| Your task |
Among the records below, which lines contain the string "much"? Report them.

| Provided data |

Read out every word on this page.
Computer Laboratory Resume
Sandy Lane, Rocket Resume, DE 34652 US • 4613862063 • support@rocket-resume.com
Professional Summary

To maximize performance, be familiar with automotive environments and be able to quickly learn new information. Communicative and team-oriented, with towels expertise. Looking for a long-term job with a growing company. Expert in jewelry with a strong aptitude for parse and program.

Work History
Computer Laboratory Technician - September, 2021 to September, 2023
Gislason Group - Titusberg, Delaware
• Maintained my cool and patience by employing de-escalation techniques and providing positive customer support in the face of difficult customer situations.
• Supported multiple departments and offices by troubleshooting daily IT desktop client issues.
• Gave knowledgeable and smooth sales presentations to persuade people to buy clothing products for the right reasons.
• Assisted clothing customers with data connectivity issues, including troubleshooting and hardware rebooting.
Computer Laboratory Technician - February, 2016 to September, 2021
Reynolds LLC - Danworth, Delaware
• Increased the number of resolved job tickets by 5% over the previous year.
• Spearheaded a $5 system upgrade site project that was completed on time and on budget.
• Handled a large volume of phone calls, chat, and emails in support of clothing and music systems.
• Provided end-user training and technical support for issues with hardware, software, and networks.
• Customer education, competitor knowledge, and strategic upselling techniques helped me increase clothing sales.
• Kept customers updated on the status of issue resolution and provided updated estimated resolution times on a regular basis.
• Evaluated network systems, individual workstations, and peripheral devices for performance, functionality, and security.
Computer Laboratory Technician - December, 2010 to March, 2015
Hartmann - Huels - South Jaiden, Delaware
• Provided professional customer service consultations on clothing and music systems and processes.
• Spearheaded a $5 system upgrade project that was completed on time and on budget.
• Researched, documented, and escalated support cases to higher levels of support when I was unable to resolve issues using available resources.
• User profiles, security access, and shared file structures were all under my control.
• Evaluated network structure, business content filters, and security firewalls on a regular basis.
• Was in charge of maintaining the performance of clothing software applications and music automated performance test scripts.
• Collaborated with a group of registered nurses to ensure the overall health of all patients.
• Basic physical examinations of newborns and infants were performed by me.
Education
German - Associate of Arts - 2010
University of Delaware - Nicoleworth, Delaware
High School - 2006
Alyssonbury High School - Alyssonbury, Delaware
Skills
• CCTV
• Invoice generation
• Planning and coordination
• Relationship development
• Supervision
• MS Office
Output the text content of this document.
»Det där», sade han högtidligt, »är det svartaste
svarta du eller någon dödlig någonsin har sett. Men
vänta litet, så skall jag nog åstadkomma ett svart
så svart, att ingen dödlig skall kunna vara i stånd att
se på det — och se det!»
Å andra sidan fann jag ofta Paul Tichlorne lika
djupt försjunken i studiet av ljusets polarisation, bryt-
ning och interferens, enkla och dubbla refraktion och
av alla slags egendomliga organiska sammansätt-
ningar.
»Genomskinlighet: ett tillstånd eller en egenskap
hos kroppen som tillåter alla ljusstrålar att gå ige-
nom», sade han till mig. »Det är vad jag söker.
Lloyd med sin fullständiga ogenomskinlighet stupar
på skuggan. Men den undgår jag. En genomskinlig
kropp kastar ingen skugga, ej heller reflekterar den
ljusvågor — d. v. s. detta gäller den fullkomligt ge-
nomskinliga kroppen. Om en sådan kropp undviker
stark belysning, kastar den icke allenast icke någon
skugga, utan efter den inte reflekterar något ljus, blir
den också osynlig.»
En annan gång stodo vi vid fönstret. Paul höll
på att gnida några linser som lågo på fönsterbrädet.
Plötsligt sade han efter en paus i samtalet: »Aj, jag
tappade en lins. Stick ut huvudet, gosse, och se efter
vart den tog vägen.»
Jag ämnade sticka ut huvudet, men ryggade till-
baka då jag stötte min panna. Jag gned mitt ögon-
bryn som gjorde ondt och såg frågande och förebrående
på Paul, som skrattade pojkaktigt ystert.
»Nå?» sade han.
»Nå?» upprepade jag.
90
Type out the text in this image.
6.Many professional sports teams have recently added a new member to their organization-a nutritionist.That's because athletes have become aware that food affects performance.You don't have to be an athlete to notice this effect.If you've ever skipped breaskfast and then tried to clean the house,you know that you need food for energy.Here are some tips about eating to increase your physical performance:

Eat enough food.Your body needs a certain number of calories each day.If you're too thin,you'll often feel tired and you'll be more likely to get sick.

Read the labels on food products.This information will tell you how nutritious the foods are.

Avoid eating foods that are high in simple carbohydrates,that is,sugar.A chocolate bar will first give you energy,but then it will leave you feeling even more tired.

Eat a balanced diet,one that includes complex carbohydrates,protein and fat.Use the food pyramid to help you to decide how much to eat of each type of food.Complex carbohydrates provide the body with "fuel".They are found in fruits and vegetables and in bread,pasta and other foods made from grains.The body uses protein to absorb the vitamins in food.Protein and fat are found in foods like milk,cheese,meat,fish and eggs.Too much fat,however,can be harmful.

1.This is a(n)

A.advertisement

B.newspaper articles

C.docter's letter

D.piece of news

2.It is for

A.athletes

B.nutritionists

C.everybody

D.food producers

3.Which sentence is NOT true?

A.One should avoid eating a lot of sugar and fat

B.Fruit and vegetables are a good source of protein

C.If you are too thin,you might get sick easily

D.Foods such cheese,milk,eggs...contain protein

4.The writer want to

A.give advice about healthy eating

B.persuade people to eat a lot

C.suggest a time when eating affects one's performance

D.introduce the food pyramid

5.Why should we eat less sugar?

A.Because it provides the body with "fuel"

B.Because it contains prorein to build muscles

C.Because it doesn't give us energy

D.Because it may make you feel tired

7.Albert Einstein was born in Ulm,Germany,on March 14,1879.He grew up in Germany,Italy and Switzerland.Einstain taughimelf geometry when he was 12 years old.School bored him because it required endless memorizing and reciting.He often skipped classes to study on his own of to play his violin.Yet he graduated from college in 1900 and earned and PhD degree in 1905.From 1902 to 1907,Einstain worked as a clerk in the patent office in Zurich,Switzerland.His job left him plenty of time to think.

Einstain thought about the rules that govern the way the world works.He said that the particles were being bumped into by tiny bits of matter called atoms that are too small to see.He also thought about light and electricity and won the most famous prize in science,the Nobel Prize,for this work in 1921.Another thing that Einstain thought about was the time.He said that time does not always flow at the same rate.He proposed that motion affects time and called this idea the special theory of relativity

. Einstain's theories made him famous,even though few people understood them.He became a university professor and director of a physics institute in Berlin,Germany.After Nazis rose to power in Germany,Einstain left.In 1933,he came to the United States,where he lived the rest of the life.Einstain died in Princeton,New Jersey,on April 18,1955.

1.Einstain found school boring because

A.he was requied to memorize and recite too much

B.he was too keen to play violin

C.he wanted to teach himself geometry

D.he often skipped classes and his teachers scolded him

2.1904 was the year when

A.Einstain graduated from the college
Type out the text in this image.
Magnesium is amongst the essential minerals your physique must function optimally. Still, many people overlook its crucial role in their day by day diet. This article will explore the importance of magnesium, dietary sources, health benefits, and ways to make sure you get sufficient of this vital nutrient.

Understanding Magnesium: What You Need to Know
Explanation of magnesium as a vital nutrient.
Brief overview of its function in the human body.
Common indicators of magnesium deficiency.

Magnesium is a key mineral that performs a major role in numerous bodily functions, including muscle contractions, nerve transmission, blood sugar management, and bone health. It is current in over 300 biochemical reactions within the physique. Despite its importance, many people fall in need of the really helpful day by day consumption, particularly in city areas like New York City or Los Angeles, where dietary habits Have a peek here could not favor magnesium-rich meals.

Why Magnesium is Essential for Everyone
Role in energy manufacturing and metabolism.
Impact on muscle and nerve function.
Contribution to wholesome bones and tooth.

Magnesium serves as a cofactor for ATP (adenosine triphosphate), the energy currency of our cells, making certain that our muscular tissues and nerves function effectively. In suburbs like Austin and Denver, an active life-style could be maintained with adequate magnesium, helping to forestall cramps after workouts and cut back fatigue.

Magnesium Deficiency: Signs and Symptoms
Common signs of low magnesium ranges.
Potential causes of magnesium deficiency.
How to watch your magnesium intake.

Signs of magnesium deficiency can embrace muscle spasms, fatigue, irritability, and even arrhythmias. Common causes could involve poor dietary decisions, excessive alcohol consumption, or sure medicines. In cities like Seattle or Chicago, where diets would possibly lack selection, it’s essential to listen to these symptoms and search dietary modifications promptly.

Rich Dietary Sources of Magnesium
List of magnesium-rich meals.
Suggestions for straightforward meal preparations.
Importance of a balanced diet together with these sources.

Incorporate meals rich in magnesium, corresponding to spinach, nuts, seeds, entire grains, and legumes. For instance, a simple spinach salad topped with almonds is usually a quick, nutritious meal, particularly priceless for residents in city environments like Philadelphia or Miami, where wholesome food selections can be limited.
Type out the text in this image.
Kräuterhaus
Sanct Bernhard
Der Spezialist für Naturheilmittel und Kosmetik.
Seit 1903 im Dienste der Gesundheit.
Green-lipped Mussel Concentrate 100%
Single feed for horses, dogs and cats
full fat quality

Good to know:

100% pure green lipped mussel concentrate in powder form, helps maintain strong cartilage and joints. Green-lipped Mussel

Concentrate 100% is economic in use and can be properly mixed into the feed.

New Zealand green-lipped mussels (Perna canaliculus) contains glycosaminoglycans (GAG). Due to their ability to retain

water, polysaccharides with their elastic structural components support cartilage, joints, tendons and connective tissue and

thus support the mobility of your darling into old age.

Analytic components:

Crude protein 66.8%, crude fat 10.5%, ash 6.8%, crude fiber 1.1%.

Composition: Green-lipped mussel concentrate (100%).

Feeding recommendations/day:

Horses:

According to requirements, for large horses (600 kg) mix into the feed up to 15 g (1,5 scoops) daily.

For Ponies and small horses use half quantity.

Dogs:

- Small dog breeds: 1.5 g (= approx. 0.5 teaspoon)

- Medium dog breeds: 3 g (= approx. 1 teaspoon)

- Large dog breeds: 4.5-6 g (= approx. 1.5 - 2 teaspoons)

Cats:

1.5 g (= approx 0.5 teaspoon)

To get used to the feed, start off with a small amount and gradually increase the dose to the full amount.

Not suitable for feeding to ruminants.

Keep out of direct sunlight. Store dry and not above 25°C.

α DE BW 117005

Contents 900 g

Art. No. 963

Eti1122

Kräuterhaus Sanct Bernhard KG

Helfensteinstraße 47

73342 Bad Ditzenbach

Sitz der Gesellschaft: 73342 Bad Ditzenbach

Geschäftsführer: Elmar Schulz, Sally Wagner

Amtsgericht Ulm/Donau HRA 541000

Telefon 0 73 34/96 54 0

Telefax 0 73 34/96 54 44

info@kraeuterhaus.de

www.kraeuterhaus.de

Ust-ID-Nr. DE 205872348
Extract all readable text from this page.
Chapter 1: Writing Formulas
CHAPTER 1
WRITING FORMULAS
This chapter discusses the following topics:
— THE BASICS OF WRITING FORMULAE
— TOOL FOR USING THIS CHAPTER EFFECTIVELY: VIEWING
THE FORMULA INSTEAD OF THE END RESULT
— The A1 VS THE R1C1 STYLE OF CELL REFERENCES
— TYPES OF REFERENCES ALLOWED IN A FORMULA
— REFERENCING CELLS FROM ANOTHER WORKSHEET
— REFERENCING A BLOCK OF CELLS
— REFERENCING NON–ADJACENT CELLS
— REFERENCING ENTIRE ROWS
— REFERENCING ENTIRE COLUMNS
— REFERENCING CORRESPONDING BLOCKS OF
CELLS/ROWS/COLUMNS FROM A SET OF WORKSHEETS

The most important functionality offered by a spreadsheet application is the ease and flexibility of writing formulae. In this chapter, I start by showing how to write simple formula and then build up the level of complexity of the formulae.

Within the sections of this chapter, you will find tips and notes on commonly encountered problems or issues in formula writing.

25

| Solved problem |
Eat a balanced diet,one that includes complex carbohydrates,protein and fat.Use the food pyramid to help you to decide how much to eat of each type of food.Complex carbohydrates provide the body with "fuel".They are found in fruits and vegetables and in bread,pasta and other foods made from grains.The body uses protein to absorb the vitamins in food.Protein and fat are found in foods like milk,cheese,meat,fish and eggs.Too much fat,however,can be harmful.
A.he was requied to memorize and recite too much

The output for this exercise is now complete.